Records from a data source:
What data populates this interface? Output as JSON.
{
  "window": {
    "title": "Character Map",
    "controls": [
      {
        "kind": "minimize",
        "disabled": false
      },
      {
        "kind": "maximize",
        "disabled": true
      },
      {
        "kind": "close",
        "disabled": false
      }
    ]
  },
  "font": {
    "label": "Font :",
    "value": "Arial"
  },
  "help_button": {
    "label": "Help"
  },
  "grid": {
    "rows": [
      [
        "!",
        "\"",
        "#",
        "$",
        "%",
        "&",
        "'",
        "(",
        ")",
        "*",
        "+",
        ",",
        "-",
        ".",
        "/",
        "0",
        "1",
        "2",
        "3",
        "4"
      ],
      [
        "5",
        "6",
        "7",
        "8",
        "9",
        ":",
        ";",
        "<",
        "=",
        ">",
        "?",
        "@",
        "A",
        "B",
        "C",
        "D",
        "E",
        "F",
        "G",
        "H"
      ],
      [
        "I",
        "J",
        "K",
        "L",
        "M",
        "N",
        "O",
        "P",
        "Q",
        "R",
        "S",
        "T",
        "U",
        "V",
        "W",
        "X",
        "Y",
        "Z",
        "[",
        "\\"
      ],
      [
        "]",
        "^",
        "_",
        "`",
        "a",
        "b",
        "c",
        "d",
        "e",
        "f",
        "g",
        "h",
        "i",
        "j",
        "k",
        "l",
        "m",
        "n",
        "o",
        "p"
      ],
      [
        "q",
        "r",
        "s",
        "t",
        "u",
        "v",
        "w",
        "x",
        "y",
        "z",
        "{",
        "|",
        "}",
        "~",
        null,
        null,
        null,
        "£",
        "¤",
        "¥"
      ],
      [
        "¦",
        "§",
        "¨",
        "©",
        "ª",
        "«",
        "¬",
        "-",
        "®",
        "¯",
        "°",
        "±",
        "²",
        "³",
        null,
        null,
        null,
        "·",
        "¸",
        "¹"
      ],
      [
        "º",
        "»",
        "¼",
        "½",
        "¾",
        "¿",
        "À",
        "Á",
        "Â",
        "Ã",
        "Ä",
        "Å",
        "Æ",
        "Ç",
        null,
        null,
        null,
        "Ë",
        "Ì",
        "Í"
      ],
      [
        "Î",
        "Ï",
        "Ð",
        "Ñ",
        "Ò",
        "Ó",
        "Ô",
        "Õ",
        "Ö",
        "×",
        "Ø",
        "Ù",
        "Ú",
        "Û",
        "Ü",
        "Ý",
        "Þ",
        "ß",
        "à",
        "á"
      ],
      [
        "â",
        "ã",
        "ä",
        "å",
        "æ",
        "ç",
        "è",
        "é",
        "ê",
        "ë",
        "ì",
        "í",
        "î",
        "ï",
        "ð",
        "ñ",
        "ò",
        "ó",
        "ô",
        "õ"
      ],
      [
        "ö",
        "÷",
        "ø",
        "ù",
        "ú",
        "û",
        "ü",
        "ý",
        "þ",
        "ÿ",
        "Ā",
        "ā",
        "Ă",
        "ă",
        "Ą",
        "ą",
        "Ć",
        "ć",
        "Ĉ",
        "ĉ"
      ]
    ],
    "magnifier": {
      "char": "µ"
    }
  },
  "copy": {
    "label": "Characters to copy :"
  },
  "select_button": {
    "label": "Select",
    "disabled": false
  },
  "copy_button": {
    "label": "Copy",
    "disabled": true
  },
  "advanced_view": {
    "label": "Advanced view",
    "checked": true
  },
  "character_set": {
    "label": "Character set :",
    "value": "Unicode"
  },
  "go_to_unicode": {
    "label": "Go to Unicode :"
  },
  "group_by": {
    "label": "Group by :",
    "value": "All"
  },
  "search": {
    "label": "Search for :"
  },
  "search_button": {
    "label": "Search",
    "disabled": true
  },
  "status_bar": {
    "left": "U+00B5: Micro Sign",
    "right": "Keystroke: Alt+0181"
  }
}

What to produce: Recite the full listing above exactly.

Task answer:
What data populates this interface? Output as JSON.
{
  "window": {
    "title": "Character Map",
    "controls": [
      {
        "kind": "minimize",
        "disabled": false
      },
      {
        "kind": "maximize",
        "disabled": true
      },
      {
        "kind": "close",
        "disabled": false
      }
    ]
  },
  "font": {
    "label": "Font :",
    "value": "Arial"
  },
  "help_button": {
    "label": "Help"
  },
  "grid": {
    "rows": [
      [
        "!",
        "\"",
        "#",
        "$",
        "%",
        "&",
        "'",
        "(",
        ")",
        "*",
        "+",
        ",",
        "-",
        ".",
        "/",
        "0",
        "1",
        "2",
        "3",
        "4"
      ],
      [
        "5",
        "6",
        "7",
        "8",
        "9",
        ":",
        ";",
        "<",
        "=",
        ">",
        "?",
        "@",
        "A",
        "B",
        "C",
        "D",
        "E",
        "F",
        "G",
        "H"
      ],
      [
        "I",
        "J",
        "K",
        "L",
        "M",
        "N",
        "O",
        "P",
        "Q",
        "R",
        "S",
        "T",
        "U",
        "V",
        "W",
        "X",
        "Y",
        "Z",
        "[",
        "\\"
      ],
      [
        "]",
        "^",
        "_",
        "`",
        "a",
        "b",
        "c",
        "d",
        "e",
        "f",
        "g",
        "h",
        "i",
        "j",
        "k",
        "l",
        "m",
        "n",
        "o",
        "p"
      ],
      [
        "q",
        "r",
        "s",
        "t",
        "u",
        "v",
        "w",
        "x",
        "y",
        "z",
        "{",
        "|",
        "}",
        "~",
        null,
        null,
        null,
        "£",
        "¤",
        "¥"
      ],
      [
        "¦",
        "§",
        "¨",
        "©",
        "ª",
        "«",
        "¬",
        "-",
        "®",
        "¯",
        "°",
        "±",
        "²",
        "³",
        null,
        null,
        null,
        "·",
        "¸",
        "¹"
      ],
      [
        "º",
        "»",
        "¼",
        "½",
        "¾",
        "¿",
        "À",
        "Á",
        "Â",
        "Ã",
        "Ä",
        "Å",
        "Æ",
        "Ç",
        null,
        null,
        null,
        "Ë",
        "Ì",
        "Í"
      ],
      [
        "Î",
        "Ï",
        "Ð",
        "Ñ",
        "Ò",
        "Ó",
        "Ô",
        "Õ",
        "Ö",
        "×",
        "Ø",
        "Ù",
        "Ú",
        "Û",
        "Ü",
        "Ý",
        "Þ",
        "ß",
        "à",
        "á"
      ],
      [
        "â",
        "ã",
        "ä",
        "å",
        "æ",
        "ç",
        "è",
        "é",
        "ê",
        "ë",
        "ì",
        "í",
        "î",
        "ï",
        "ð",
        "ñ",
        "ò",
        "ó",
        "ô",
        "õ"
      ],
      [
        "ö",
        "÷",
        "ø",
        "ù",
        "ú",
        "û",
        "ü",
        "ý",
        "þ",
        "ÿ",
        "Ā",
        "ā",
        "Ă",
        "ă",
        "Ą",
        "ą",
        "Ć",
        "ć",
        "Ĉ",
        "ĉ"
      ]
    ],
    "magnifier": {
      "char": "µ"
    }
  },
  "copy": {
    "label": "Characters to copy :"
  },
  "select_button": {
    "label": "Select",
    "disabled": false
  },
  "copy_button": {
    "label": "Copy",
    "disabled": true
  },
  "advanced_view": {
    "label": "Advanced view",
    "checked": true
  },
  "character_set": {
    "label": "Character set :",
    "value": "Unicode"
  },
  "go_to_unicode": {
    "label": "Go to Unicode :"
  },
  "group_by": {
    "label": "Group by :",
    "value": "All"
  },
  "search": {
    "label": "Search for :"
  },
  "search_button": {
    "label": "Search",
    "disabled": true
  },
  "status_bar": {
    "left": "U+00B5: Micro Sign",
    "right": "Keystroke: Alt+0181"
  }
}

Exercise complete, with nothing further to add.